Annotated element entries:
** START **

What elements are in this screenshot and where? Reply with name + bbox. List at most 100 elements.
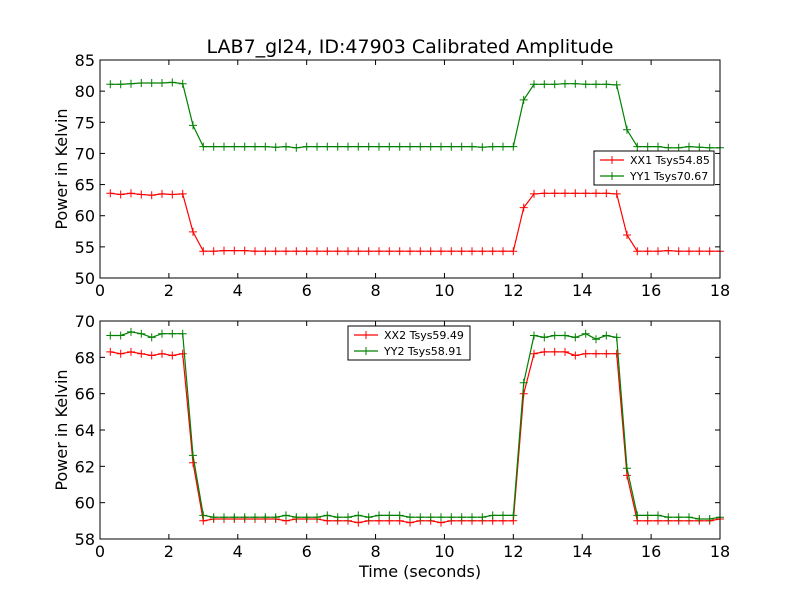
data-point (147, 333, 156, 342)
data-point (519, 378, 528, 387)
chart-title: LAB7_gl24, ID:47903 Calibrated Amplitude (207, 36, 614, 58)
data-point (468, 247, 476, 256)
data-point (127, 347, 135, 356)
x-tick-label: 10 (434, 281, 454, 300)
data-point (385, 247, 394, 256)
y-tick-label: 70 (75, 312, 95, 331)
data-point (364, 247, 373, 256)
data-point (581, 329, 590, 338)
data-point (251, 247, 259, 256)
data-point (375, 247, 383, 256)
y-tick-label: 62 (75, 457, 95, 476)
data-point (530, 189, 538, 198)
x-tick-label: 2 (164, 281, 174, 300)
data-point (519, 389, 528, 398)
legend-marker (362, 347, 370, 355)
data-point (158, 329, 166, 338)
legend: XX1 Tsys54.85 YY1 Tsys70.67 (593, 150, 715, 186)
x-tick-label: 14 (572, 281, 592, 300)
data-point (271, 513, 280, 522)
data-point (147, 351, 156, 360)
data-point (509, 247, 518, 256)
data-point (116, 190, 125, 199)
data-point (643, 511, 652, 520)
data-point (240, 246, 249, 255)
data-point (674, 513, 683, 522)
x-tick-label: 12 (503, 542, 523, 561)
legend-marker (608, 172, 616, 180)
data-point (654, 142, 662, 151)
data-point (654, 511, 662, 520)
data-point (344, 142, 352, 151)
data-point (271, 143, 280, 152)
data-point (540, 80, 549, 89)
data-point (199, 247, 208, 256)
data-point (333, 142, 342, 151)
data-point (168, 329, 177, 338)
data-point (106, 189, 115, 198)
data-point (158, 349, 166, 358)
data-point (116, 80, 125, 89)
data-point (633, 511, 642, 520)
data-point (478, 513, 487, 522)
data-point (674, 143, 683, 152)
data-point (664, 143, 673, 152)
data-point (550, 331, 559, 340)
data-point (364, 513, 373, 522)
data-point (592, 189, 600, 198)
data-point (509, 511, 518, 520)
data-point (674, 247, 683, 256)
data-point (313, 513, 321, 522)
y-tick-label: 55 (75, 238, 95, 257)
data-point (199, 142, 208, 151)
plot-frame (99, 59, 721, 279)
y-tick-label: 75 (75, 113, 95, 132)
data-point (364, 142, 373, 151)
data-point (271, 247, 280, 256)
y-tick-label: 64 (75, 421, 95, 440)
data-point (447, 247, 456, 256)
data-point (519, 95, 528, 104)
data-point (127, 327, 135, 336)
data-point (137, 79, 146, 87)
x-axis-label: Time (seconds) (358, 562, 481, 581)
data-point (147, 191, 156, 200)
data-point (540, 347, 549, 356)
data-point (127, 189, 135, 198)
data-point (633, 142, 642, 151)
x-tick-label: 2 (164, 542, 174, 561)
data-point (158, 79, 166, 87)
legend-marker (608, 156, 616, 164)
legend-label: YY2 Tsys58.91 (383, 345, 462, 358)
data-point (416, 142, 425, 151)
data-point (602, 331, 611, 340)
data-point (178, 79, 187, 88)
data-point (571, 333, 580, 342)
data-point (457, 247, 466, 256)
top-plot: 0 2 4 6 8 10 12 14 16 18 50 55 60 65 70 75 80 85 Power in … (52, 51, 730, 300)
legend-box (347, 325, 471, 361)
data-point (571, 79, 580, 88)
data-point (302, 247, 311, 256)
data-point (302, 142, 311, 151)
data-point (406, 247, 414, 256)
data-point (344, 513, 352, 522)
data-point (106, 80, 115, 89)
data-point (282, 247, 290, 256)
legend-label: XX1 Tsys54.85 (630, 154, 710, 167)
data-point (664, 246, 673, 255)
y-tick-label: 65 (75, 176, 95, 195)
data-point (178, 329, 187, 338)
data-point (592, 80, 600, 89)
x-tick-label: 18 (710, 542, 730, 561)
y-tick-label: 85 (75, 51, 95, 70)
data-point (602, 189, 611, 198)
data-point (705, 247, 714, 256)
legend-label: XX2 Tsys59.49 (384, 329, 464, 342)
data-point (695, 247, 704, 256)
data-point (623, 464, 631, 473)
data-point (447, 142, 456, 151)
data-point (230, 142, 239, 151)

** END **
** START **

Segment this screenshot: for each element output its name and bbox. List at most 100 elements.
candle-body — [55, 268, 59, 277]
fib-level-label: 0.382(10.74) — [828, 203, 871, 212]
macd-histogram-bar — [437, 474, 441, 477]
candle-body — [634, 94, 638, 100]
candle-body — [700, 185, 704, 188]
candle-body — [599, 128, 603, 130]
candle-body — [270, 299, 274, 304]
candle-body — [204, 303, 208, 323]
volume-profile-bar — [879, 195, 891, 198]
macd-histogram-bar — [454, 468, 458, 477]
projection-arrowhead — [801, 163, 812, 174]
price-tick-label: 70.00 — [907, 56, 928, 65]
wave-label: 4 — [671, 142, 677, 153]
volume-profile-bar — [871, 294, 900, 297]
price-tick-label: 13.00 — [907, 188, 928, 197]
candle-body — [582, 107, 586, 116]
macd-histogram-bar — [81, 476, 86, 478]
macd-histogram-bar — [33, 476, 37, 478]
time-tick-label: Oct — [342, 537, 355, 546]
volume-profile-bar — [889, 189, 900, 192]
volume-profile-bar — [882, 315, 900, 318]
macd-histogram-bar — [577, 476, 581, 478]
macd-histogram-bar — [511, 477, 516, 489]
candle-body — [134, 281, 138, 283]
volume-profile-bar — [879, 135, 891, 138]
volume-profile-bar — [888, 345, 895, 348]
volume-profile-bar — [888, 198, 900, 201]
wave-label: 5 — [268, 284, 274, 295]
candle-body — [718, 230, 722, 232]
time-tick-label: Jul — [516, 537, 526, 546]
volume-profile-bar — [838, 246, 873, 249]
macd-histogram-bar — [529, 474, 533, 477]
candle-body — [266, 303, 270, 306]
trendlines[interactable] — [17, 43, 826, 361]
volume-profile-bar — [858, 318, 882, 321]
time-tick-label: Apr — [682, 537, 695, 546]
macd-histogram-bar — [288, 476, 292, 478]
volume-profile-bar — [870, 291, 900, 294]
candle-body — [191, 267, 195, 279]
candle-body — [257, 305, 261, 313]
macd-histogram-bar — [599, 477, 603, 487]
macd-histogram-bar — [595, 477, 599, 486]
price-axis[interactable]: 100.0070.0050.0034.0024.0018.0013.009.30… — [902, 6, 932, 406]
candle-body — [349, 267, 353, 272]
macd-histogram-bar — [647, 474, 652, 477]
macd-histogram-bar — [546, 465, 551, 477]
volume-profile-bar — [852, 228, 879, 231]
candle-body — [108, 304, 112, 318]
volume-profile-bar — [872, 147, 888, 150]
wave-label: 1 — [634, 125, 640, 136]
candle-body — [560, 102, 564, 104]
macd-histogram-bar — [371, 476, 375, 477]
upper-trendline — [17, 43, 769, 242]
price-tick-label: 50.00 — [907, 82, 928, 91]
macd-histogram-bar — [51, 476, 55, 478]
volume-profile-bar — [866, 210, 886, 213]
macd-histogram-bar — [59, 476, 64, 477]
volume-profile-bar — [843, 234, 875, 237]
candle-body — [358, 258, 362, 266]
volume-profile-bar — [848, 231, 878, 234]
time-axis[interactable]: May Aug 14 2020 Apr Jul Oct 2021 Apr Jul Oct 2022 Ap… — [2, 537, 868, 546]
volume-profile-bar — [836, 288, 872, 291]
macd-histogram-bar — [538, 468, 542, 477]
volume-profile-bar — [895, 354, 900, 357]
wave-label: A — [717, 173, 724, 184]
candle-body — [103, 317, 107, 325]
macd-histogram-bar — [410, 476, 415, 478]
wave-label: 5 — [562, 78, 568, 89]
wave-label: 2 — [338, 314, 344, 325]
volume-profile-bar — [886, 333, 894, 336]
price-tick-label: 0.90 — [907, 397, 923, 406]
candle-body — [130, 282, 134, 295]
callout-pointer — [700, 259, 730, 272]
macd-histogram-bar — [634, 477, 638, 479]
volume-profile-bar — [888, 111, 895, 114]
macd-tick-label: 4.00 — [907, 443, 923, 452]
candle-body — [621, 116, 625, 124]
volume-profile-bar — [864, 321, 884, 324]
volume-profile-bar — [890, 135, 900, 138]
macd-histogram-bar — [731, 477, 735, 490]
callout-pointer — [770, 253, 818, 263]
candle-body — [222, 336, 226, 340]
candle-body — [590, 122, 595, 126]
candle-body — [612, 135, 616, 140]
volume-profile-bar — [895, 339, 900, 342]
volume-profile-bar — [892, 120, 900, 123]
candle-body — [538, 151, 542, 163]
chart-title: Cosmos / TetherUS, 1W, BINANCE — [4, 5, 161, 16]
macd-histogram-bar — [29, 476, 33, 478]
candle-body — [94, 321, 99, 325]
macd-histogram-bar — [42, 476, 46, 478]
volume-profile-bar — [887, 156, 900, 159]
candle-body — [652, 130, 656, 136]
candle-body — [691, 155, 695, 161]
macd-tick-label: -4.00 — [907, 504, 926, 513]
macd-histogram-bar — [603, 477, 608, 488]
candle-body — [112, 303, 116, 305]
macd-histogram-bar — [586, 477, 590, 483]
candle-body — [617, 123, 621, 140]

** END **

Reproduce the records verbatim, beginning with the line that contains "Segment this screenshot: for" and continuing through the line that contains "candle-body — [134, 281, 138, 283]", with both of those lines included.

Segment this screenshot: for each element output its name and bbox. List at most 100 elements.
candle-body — [55, 268, 59, 277]
fib-level-label: 0.382(10.74) — [828, 203, 871, 212]
macd-histogram-bar — [437, 474, 441, 477]
candle-body — [634, 94, 638, 100]
candle-body — [700, 185, 704, 188]
candle-body — [599, 128, 603, 130]
candle-body — [270, 299, 274, 304]
candle-body — [204, 303, 208, 323]
volume-profile-bar — [879, 195, 891, 198]
macd-histogram-bar — [454, 468, 458, 477]
projection-arrowhead — [801, 163, 812, 174]
price-tick-label: 70.00 — [907, 56, 928, 65]
wave-label: 4 — [671, 142, 677, 153]
volume-profile-bar — [871, 294, 900, 297]
price-tick-label: 13.00 — [907, 188, 928, 197]
candle-body — [582, 107, 586, 116]
macd-histogram-bar — [81, 476, 86, 478]
macd-histogram-bar — [33, 476, 37, 478]
time-tick-label: Oct — [342, 537, 355, 546]
volume-profile-bar — [889, 189, 900, 192]
volume-profile-bar — [882, 315, 900, 318]
macd-histogram-bar — [577, 476, 581, 478]
macd-histogram-bar — [511, 477, 516, 489]
candle-body — [134, 281, 138, 283]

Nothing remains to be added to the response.